» **OBJECTIVE**: Copy out each line of the material below that holds the string "νευρώνων".

» **INPUT FOR THIS TASK**:
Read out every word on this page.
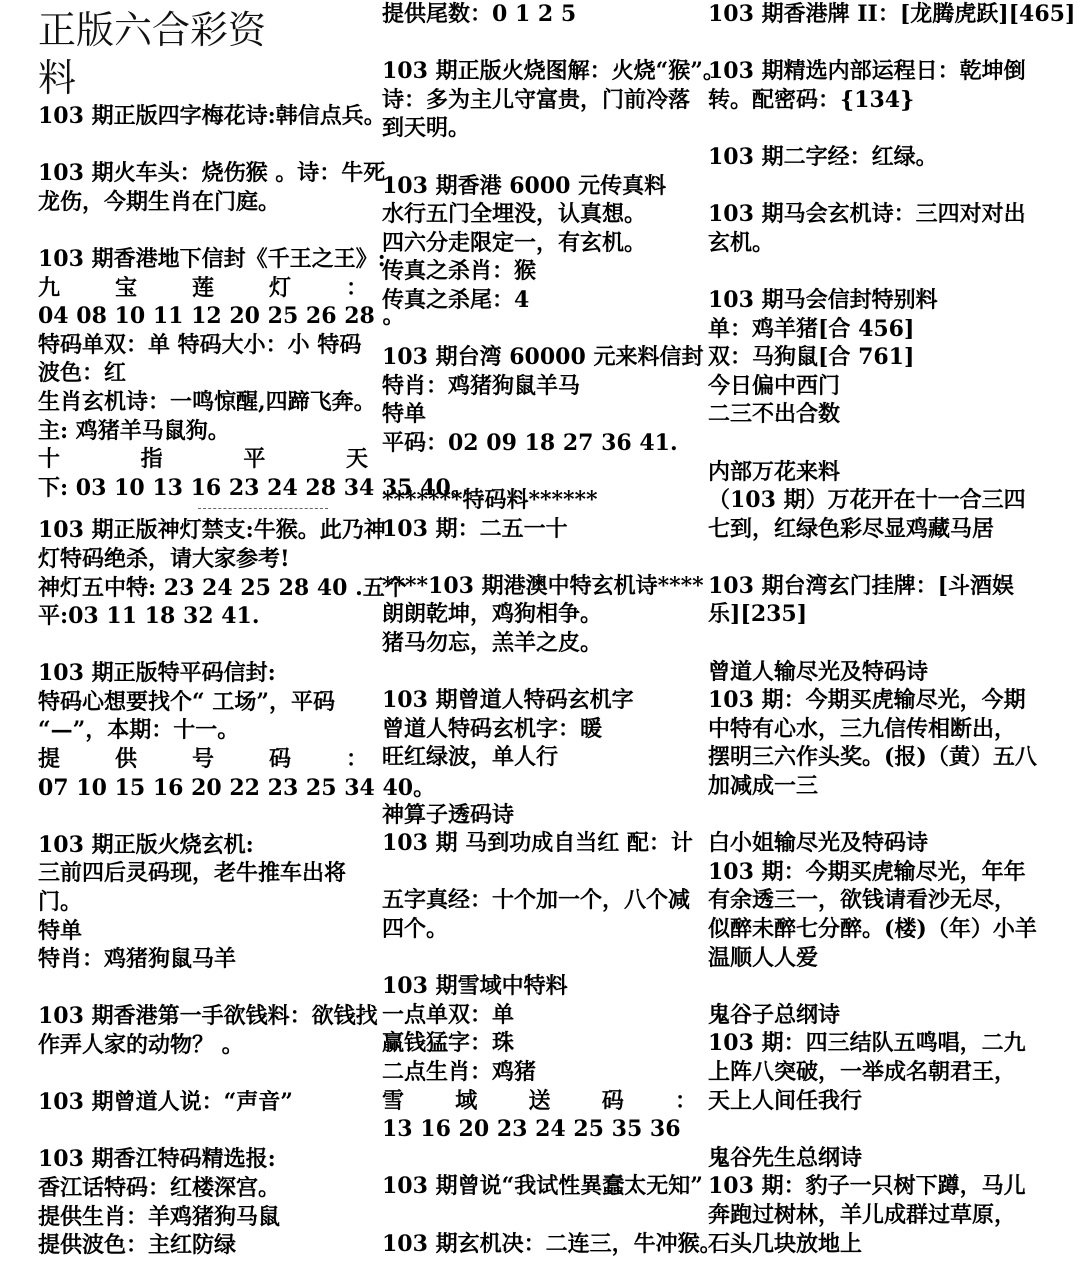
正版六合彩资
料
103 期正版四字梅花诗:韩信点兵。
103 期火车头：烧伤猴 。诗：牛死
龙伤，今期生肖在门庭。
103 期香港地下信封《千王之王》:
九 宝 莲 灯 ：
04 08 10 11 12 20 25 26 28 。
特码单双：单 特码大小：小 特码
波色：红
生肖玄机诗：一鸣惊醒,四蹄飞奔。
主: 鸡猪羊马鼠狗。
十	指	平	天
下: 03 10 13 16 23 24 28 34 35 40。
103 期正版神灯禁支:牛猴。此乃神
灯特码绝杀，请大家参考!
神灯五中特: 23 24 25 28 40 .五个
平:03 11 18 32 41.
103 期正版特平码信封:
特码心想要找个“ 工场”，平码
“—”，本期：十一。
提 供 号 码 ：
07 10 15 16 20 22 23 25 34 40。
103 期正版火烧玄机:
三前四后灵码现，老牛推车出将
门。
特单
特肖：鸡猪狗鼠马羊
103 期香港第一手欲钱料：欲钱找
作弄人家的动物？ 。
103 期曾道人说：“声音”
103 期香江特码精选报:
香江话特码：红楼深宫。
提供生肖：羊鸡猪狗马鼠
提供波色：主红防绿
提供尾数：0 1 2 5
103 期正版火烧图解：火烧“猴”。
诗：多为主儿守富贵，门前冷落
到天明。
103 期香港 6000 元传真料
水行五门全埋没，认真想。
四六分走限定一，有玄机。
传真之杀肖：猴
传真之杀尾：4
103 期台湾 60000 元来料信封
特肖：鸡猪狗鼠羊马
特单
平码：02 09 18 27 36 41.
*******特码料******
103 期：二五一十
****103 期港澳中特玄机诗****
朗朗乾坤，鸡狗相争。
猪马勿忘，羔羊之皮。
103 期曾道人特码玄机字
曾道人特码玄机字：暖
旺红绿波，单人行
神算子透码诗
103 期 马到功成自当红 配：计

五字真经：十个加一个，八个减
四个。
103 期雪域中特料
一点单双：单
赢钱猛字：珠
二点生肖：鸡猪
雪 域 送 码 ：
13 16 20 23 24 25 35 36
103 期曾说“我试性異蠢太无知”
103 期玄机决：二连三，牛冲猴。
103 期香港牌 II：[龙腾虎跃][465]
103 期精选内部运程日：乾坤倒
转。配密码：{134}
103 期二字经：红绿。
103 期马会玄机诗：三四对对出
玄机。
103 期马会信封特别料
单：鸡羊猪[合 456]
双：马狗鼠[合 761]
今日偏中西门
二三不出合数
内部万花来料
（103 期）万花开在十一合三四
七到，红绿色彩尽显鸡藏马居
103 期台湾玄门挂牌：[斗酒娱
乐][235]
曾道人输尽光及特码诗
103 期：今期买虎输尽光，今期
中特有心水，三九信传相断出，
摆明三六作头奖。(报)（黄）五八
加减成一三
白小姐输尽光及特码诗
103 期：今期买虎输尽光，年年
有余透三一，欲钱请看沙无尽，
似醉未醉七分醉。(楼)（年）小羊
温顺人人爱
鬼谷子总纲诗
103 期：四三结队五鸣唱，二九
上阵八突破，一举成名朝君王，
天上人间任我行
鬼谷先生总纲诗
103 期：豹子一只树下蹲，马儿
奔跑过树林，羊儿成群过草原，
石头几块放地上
...
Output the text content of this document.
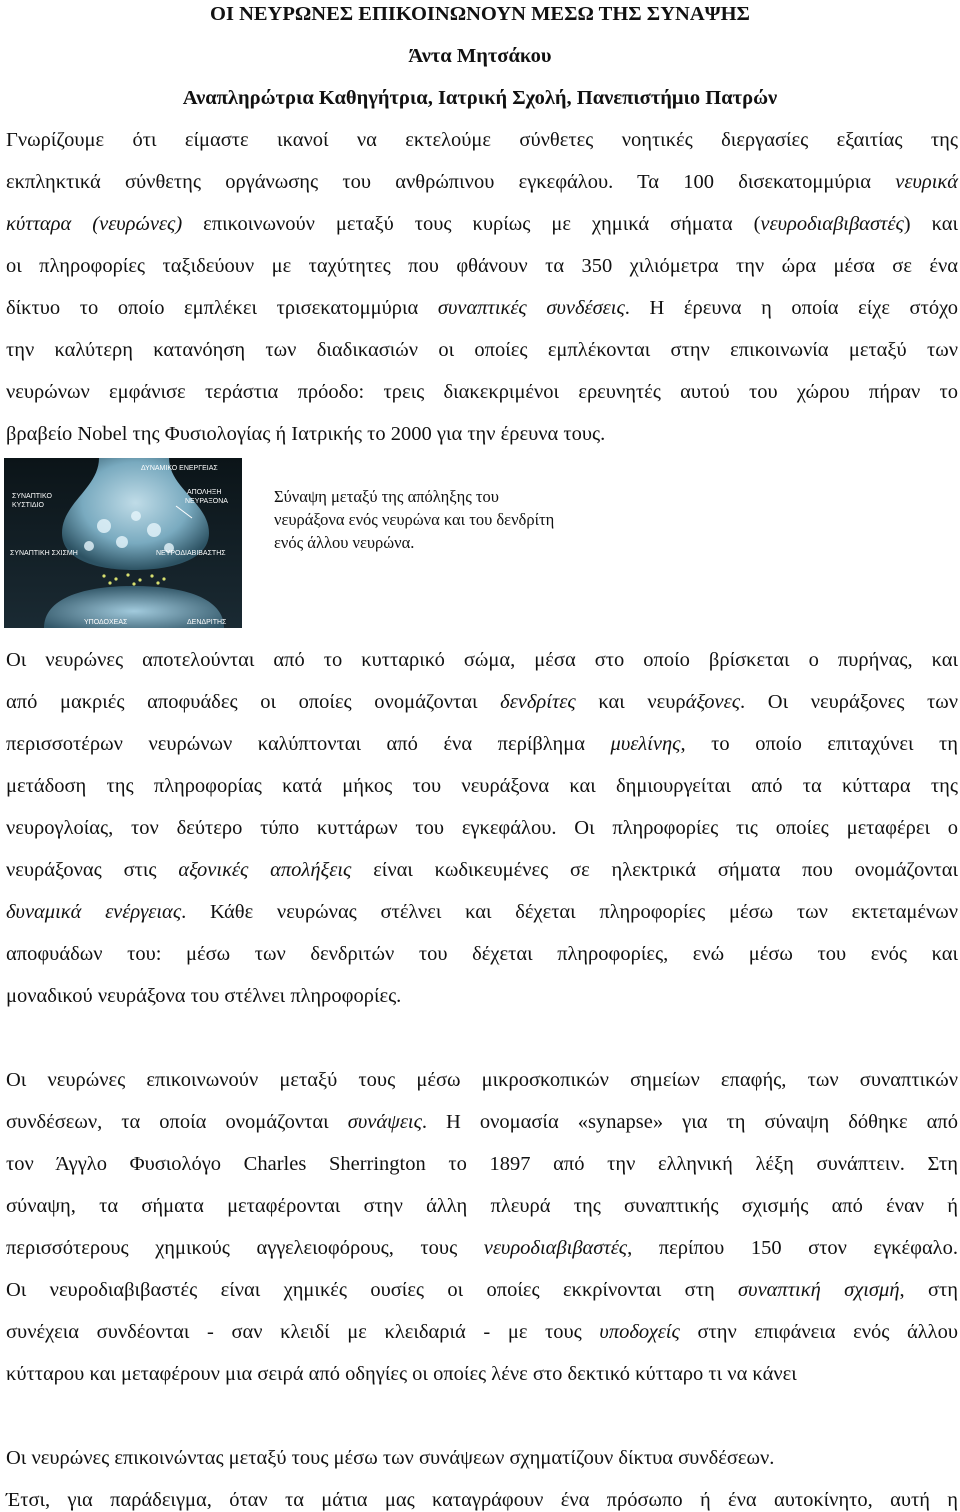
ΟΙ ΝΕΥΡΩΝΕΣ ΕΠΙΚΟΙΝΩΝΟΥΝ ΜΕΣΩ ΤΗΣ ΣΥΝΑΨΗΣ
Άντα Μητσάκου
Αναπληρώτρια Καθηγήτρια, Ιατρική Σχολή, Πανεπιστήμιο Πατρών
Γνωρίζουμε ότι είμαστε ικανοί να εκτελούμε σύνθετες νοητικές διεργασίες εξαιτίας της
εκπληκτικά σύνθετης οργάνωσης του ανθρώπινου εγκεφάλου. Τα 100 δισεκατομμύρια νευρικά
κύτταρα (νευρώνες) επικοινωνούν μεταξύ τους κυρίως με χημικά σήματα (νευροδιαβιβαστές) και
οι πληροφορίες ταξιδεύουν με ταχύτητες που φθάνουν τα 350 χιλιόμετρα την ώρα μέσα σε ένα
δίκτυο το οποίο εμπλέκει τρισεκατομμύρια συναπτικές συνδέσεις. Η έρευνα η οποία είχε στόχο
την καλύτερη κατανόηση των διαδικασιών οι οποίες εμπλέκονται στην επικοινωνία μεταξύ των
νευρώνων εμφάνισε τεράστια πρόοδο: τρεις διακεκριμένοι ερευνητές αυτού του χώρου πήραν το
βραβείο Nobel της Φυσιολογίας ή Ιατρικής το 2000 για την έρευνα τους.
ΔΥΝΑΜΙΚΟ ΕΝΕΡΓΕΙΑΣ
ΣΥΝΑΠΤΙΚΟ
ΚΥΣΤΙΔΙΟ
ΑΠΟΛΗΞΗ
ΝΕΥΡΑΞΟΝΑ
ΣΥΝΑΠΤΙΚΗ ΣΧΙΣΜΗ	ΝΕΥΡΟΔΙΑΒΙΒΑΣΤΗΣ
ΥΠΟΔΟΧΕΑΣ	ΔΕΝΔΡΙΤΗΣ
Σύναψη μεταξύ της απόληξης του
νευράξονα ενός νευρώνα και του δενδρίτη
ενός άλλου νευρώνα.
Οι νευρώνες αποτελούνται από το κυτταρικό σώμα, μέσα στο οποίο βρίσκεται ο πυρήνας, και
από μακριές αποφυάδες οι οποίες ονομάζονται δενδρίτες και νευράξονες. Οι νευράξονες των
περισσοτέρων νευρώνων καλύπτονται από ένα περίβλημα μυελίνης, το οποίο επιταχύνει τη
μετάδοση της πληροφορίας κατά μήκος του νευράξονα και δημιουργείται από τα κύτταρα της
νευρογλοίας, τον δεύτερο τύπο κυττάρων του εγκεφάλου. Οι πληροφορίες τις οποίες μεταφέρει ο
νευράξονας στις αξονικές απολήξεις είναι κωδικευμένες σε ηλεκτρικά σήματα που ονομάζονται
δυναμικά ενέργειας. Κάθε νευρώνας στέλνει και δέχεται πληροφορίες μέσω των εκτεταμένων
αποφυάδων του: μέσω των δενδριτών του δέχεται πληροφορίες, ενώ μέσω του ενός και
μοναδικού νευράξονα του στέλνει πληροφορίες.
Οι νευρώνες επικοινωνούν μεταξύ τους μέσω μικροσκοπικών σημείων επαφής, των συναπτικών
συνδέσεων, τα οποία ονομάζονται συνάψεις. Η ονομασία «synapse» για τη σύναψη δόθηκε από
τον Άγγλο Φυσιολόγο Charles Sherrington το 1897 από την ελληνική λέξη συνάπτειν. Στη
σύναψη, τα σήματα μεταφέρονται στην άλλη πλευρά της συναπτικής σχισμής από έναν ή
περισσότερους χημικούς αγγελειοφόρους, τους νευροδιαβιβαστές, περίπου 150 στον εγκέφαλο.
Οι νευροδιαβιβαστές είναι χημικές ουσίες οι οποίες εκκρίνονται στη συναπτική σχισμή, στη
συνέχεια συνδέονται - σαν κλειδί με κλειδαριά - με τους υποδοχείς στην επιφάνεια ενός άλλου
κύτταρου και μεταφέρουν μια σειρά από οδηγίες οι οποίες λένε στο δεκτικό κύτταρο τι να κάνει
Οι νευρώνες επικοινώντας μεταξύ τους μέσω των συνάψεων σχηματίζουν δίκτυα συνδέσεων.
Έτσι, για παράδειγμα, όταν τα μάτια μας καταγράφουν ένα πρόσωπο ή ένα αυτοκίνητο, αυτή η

» **WRITTEN RESPONSE**:
νευρώνων εμφάνισε τεράστια πρόοδο: τρεις διακεκριμένοι ερευνητές αυτού του χώρου πήραν το
περισσοτέρων νευρώνων καλύπτονται από ένα περίβλημα μυελίνης, το οποίο επιταχύνει τη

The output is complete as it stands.